GIVEN REQUEST: Copy all lines holding the word "phone" from the entries.

>> START

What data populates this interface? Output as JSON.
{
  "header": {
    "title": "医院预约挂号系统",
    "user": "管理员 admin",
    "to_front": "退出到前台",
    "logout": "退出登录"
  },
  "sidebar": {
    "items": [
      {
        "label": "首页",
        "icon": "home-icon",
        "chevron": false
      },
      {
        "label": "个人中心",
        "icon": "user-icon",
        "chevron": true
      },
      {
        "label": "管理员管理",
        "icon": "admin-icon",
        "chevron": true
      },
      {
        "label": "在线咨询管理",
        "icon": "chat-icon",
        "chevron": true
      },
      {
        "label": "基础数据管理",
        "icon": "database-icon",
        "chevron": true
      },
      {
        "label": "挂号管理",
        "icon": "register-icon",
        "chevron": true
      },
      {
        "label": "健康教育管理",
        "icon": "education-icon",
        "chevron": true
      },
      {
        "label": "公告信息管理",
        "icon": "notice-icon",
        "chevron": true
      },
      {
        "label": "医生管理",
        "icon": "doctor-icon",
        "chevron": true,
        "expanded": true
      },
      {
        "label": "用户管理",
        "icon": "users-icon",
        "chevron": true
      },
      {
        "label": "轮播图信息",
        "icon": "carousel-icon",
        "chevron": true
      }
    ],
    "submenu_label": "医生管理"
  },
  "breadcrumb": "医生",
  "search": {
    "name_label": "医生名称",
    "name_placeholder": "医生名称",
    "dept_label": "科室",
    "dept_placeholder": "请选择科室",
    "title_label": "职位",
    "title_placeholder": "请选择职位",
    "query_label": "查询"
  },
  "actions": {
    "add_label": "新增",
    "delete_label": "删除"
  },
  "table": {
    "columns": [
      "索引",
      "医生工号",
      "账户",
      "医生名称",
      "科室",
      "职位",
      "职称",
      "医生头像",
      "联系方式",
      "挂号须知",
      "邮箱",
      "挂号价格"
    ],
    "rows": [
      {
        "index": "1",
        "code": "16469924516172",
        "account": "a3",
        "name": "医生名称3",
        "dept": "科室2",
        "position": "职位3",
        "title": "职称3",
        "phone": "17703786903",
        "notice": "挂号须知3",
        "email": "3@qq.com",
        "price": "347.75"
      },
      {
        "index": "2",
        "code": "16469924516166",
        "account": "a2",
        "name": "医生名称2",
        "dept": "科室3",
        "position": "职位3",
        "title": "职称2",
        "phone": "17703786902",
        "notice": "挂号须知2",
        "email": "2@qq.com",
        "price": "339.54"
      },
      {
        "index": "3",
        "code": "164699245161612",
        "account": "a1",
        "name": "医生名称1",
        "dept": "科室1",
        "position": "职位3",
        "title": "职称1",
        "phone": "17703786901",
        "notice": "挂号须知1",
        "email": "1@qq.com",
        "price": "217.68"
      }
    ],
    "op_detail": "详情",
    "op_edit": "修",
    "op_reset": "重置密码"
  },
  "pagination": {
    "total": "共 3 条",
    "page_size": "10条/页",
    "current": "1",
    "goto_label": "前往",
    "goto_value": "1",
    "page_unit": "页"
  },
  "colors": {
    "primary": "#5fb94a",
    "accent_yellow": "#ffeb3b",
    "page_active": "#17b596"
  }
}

>> END

TASK ANSWER:
        "phone": "17703786903",
        "phone": "17703786902",
        "phone": "17703786901",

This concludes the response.